▶ Records for processing:
((
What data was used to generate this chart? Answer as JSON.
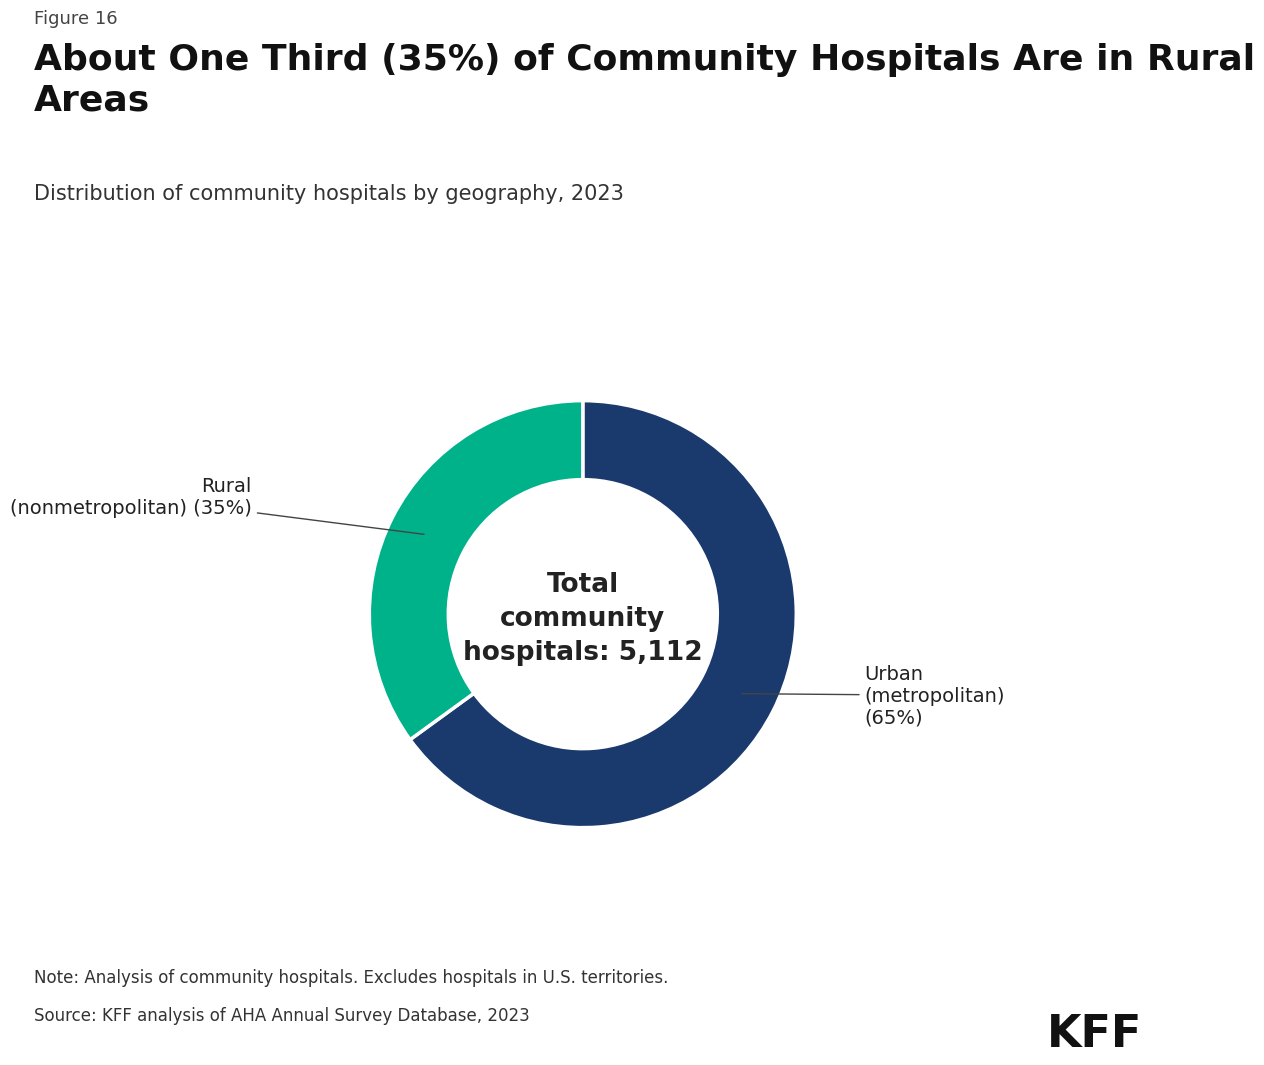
{
  "figure_label": "Figure 16",
  "title": "About One Third (35%) of Community Hospitals Are in Rural\nAreas",
  "subtitle": "Distribution of community hospitals by geography, 2023",
  "center_text_line1": "Total",
  "center_text_line2": "community",
  "center_text_line3": "hospitals: 5,112",
  "slices": [
    65,
    35
  ],
  "colors": [
    "#1a3a6e",
    "#00b28a"
  ],
  "note_line1": "Note: Analysis of community hospitals. Excludes hospitals in U.S. territories.",
  "note_line2": "Source: KFF analysis of AHA Annual Survey Database, 2023",
  "kff_label": "KFF",
  "background_color": "#ffffff",
  "donut_width": 0.37
}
))
▶ Direction: Every entry must be transcribed exactly. Pictures do not belong in the copy.

▶ Full answer:
What data was used to generate this chart? Answer as JSON.
{
  "figure_label": "Figure 16",
  "title": "About One Third (35%) of Community Hospitals Are in Rural\nAreas",
  "subtitle": "Distribution of community hospitals by geography, 2023",
  "center_text_line1": "Total",
  "center_text_line2": "community",
  "center_text_line3": "hospitals: 5,112",
  "slices": [
    65,
    35
  ],
  "colors": [
    "#1a3a6e",
    "#00b28a"
  ],
  "note_line1": "Note: Analysis of community hospitals. Excludes hospitals in U.S. territories.",
  "note_line2": "Source: KFF analysis of AHA Annual Survey Database, 2023",
  "kff_label": "KFF",
  "background_color": "#ffffff",
  "donut_width": 0.37
}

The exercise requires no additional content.